Data entries
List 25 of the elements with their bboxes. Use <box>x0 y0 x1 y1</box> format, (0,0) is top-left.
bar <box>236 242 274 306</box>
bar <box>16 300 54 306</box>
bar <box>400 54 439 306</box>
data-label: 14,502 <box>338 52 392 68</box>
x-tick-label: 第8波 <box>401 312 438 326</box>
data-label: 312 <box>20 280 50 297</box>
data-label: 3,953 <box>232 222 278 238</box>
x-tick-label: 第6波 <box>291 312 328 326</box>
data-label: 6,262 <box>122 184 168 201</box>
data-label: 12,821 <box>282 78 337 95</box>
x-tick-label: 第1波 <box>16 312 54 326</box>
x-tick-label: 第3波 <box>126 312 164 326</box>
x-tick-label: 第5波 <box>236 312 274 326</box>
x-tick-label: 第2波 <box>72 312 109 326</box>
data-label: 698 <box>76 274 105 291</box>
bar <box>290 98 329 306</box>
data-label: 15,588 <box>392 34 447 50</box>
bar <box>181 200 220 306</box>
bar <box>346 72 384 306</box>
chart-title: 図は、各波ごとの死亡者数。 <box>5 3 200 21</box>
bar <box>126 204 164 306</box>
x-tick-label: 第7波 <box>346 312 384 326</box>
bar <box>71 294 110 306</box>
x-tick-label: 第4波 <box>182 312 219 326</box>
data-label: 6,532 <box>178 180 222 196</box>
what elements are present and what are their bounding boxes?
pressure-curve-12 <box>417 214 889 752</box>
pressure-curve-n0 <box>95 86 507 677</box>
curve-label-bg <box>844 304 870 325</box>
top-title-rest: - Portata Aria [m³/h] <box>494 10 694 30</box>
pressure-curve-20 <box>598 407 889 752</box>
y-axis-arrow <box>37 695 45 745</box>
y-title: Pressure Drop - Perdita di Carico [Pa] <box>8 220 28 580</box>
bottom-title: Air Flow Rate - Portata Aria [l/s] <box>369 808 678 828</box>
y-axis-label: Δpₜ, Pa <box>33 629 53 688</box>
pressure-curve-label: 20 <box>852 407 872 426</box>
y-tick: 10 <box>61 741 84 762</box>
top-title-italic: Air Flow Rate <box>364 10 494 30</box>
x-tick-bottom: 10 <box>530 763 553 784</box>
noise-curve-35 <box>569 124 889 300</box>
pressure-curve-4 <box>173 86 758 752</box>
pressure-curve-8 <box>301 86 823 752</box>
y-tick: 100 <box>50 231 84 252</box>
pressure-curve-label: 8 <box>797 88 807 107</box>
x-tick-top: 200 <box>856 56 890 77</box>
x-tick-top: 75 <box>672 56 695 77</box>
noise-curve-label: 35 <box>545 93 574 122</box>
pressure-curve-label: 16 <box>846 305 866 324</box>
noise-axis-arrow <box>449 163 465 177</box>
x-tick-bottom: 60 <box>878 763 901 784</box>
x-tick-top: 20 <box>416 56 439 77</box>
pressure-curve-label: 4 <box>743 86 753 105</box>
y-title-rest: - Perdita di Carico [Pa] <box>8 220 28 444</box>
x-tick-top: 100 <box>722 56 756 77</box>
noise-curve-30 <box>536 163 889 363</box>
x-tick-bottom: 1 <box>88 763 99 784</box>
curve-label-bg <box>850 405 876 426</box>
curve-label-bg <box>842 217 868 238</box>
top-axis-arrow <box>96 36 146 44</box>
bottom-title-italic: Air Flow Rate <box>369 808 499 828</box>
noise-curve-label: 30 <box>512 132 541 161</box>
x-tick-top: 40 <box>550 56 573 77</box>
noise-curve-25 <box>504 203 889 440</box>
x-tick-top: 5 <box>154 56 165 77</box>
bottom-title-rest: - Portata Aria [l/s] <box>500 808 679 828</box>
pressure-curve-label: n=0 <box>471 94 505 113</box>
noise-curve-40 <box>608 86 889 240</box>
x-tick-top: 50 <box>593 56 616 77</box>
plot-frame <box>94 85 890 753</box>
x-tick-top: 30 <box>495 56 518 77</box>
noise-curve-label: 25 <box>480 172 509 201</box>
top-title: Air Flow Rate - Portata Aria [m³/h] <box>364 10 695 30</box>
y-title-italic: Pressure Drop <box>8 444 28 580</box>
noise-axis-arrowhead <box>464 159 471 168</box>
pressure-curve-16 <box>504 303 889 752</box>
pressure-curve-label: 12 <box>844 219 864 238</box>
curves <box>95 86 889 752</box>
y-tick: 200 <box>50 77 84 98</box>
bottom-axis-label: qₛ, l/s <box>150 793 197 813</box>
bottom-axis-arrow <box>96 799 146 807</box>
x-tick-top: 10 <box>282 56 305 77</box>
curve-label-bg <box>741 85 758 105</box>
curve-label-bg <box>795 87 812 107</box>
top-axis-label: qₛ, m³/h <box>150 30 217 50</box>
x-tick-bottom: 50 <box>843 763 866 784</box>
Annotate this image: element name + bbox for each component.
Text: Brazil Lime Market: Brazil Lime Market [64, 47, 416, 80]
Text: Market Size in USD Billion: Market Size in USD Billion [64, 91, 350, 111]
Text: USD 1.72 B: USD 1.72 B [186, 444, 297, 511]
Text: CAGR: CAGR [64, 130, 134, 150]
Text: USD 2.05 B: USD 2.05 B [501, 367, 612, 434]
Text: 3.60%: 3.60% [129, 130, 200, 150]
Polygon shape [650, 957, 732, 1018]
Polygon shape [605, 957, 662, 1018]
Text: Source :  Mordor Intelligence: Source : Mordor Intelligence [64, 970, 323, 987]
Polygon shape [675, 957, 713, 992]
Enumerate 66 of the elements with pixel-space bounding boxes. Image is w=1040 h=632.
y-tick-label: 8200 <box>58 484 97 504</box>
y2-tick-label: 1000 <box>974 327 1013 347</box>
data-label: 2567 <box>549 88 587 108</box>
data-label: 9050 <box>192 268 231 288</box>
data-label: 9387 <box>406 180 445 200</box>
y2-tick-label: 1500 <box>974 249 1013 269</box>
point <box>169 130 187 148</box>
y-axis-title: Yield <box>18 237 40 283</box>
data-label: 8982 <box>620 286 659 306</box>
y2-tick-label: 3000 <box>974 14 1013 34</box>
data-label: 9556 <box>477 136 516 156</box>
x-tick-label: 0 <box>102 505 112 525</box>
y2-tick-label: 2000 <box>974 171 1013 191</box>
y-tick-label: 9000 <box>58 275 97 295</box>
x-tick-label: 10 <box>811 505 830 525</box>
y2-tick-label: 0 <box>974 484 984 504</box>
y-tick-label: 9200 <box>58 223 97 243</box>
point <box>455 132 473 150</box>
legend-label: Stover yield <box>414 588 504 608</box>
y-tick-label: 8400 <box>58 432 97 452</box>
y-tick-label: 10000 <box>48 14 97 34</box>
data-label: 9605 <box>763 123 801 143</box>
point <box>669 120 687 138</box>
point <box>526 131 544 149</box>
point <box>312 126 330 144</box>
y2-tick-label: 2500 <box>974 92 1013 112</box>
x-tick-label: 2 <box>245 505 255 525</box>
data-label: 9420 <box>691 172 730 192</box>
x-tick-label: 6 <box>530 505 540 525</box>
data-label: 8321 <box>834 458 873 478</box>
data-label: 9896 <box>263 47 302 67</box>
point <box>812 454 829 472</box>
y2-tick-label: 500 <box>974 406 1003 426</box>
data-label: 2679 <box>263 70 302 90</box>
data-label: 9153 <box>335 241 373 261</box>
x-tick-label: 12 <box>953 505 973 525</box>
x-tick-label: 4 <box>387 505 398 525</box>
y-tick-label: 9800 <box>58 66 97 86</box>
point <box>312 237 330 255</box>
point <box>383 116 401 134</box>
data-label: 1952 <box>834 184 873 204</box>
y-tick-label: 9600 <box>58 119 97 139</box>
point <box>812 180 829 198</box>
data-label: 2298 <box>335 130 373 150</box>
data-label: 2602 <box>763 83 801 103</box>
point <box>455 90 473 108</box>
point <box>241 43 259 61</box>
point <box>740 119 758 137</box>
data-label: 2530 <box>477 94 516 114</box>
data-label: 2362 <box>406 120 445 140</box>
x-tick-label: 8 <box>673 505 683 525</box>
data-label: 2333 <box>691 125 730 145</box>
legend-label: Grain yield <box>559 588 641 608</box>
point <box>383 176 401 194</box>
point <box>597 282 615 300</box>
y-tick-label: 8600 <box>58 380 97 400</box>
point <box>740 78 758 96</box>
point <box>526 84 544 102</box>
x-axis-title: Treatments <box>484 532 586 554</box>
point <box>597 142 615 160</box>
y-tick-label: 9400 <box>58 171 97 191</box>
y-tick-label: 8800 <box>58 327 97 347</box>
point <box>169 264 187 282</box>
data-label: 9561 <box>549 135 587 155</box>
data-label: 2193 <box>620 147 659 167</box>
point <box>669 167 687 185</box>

WORK TO BE COMPLETED: Lay out the listing as a Markdown table with the columns "Row" and "Listing line," one row per line and blank lines omitted. Cover everything from the first line of the listing through the line containing "data-label: 6,262 <box>122 184 168 201</box>", both included.

ANSWER TO THIS EXERCISE:
| Row | Listing line |
|---|---|
| 1 | List 25 of the elements with their bboxes. Use <box>x0 y0 x1 y1</box> format, (0,0) is top-left. |
| 2 | bar <box>236 242 274 306</box> |
| 3 | bar <box>16 300 54 306</box> |
| 4 | bar <box>400 54 439 306</box> |
| 5 | data-label: 14,502 <box>338 52 392 68</box> |
| 6 | x-tick-label: 第8波 <box>401 312 438 326</box> |
| 7 | data-label: 312 <box>20 280 50 297</box> |
| 8 | data-label: 3,953 <box>232 222 278 238</box> |
| 9 | x-tick-label: 第6波 <box>291 312 328 326</box> |
| 10 | data-label: 6,262 <box>122 184 168 201</box> |